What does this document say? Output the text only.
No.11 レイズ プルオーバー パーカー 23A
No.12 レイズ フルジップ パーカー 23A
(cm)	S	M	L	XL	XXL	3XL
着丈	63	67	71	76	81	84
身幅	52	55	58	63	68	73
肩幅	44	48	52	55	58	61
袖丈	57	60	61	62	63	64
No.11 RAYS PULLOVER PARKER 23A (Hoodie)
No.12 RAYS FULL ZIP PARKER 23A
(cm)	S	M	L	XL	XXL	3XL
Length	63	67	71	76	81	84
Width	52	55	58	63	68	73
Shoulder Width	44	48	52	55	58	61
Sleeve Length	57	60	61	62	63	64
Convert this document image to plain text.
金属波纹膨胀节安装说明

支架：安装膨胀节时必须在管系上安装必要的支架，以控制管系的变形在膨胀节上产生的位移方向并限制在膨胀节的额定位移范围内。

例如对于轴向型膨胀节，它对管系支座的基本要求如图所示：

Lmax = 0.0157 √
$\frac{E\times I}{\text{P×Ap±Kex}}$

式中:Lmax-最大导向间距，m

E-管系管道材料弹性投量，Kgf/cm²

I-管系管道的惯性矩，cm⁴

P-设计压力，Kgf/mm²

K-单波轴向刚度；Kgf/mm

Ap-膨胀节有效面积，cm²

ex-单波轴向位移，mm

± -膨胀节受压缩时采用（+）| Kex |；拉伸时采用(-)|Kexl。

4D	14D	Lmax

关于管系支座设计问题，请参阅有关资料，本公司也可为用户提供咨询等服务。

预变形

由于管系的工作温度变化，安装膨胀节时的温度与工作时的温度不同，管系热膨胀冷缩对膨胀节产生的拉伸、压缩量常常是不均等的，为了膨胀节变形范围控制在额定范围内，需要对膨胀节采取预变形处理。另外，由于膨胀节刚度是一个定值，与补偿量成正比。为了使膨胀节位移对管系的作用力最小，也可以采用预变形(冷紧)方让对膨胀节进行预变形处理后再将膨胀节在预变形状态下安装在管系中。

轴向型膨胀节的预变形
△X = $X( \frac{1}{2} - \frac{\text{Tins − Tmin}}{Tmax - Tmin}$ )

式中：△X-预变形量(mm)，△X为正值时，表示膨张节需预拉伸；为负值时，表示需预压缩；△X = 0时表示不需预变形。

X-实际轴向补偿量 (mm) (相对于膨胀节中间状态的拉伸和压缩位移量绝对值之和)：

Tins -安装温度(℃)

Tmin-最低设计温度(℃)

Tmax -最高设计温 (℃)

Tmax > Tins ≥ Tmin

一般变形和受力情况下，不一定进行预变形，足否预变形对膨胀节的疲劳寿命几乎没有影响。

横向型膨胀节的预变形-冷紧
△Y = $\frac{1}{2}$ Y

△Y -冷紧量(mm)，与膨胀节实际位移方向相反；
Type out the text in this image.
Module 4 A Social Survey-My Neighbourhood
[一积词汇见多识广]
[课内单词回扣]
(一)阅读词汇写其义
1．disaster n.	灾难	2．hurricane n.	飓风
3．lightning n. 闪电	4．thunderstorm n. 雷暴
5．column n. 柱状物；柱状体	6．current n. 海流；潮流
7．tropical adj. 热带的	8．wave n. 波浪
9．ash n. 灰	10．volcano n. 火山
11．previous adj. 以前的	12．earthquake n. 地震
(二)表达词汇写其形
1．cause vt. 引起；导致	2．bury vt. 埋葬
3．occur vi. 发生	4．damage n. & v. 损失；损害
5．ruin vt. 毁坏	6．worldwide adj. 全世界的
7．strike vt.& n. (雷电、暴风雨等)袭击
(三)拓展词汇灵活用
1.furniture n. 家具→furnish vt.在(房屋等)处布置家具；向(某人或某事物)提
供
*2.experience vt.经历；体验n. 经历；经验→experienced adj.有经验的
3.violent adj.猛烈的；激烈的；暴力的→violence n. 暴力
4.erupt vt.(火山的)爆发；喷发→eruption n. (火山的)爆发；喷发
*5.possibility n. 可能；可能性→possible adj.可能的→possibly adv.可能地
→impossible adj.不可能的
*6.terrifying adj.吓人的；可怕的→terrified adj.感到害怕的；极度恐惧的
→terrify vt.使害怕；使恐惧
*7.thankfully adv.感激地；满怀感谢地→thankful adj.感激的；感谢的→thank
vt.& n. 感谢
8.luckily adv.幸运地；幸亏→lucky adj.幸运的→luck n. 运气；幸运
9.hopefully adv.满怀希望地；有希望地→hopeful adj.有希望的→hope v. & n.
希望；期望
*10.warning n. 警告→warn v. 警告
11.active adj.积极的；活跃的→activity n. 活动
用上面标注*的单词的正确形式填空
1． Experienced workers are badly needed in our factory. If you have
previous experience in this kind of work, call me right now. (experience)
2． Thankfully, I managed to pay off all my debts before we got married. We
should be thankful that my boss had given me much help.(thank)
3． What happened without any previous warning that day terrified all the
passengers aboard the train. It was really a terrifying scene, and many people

- **What the task asks**
Quote each line of the data above exactly as written.

- **Solution to this task**
What does this document say? Output the text only.
No.11 レイズ プルオーバー パーカー 23A
No.12 レイズ フルジップ パーカー 23A
(cm)	S	M	L	XL	XXL	3XL
着丈	63	67	71	76	81	84
身幅	52	55	58	63	68	73
肩幅	44	48	52	55	58	61
袖丈	57	60	61	62	63	64
No.11 RAYS PULLOVER PARKER 23A (Hoodie)
No.12 RAYS FULL ZIP PARKER 23A
(cm)	S	M	L	XL	XXL	3XL
Length	63	67	71	76	81	84
Width	52	55	58	63	68	73
Shoulder Width	44	48	52	55	58	61
Sleeve Length	57	60	61	62	63	64
Convert this document image to plain text.
金属波纹膨胀节安装说明

支架：安装膨胀节时必须在管系上安装必要的支架，以控制管系的变形在膨胀节上产生的位移方向并限制在膨胀节的额定位移范围内。

例如对于轴向型膨胀节，它对管系支座的基本要求如图所示：

Lmax = 0.0157 √
$\frac{E\times I}{\text{P×Ap±Kex}}$

式中:Lmax-最大导向间距，m

E-管系管道材料弹性投量，Kgf/cm²

I-管系管道的惯性矩，cm⁴

P-设计压力，Kgf/mm²

K-单波轴向刚度；Kgf/mm

Ap-膨胀节有效面积，cm²

ex-单波轴向位移，mm

± -膨胀节受压缩时采用（+）| Kex |；拉伸时采用(-)|Kexl。

4D	14D	Lmax

关于管系支座设计问题，请参阅有关资料，本公司也可为用户提供咨询等服务。

预变形

由于管系的工作温度变化，安装膨胀节时的温度与工作时的温度不同，管系热膨胀冷缩对膨胀节产生的拉伸、压缩量常常是不均等的，为了膨胀节变形范围控制在额定范围内，需要对膨胀节采取预变形处理。另外，由于膨胀节刚度是一个定值，与补偿量成正比。为了使膨胀节位移对管系的作用力最小，也可以采用预变形(冷紧)方让对膨胀节进行预变形处理后再将膨胀节在预变形状态下安装在管系中。

轴向型膨胀节的预变形
△X = $X( \frac{1}{2} - \frac{\text{Tins − Tmin}}{Tmax - Tmin}$ )

式中：△X-预变形量(mm)，△X为正值时，表示膨张节需预拉伸；为负值时，表示需预压缩；△X = 0时表示不需预变形。

X-实际轴向补偿量 (mm) (相对于膨胀节中间状态的拉伸和压缩位移量绝对值之和)：

Tins -安装温度(℃)

Tmin-最低设计温度(℃)

Tmax -最高设计温 (℃)

Tmax > Tins ≥ Tmin

一般变形和受力情况下，不一定进行预变形，足否预变形对膨胀节的疲劳寿命几乎没有影响。

横向型膨胀节的预变形-冷紧
△Y = $\frac{1}{2}$ Y

△Y -冷紧量(mm)，与膨胀节实际位移方向相反；
Type out the text in this image.
Module 4 A Social Survey-My Neighbourhood
[一积词汇见多识广]
[课内单词回扣]
(一)阅读词汇写其义
1．disaster n.	灾难	2．hurricane n.	飓风
3．lightning n. 闪电	4．thunderstorm n. 雷暴
5．column n. 柱状物；柱状体	6．current n. 海流；潮流
7．tropical adj. 热带的	8．wave n. 波浪
9．ash n. 灰	10．volcano n. 火山
11．previous adj. 以前的	12．earthquake n. 地震
(二)表达词汇写其形
1．cause vt. 引起；导致	2．bury vt. 埋葬
3．occur vi. 发生	4．damage n. & v. 损失；损害
5．ruin vt. 毁坏	6．worldwide adj. 全世界的
7．strike vt.& n. (雷电、暴风雨等)袭击
(三)拓展词汇灵活用
1.furniture n. 家具→furnish vt.在(房屋等)处布置家具；向(某人或某事物)提
供
*2.experience vt.经历；体验n. 经历；经验→experienced adj.有经验的
3.violent adj.猛烈的；激烈的；暴力的→violence n. 暴力
4.erupt vt.(火山的)爆发；喷发→eruption n. (火山的)爆发；喷发
*5.possibility n. 可能；可能性→possible adj.可能的→possibly adv.可能地
→impossible adj.不可能的
*6.terrifying adj.吓人的；可怕的→terrified adj.感到害怕的；极度恐惧的
→terrify vt.使害怕；使恐惧
*7.thankfully adv.感激地；满怀感谢地→thankful adj.感激的；感谢的→thank
vt.& n. 感谢
8.luckily adv.幸运地；幸亏→lucky adj.幸运的→luck n. 运气；幸运
9.hopefully adv.满怀希望地；有希望地→hopeful adj.有希望的→hope v. & n.
希望；期望
*10.warning n. 警告→warn v. 警告
11.active adj.积极的；活跃的→activity n. 活动
用上面标注*的单词的正确形式填空
1． Experienced workers are badly needed in our factory. If you have
previous experience in this kind of work, call me right now. (experience)
2． Thankfully, I managed to pay off all my debts before we got married. We
should be thankful that my boss had given me much help.(thank)
3． What happened without any previous warning that day terrified all the
passengers aboard the train. It was really a terrifying scene, and many people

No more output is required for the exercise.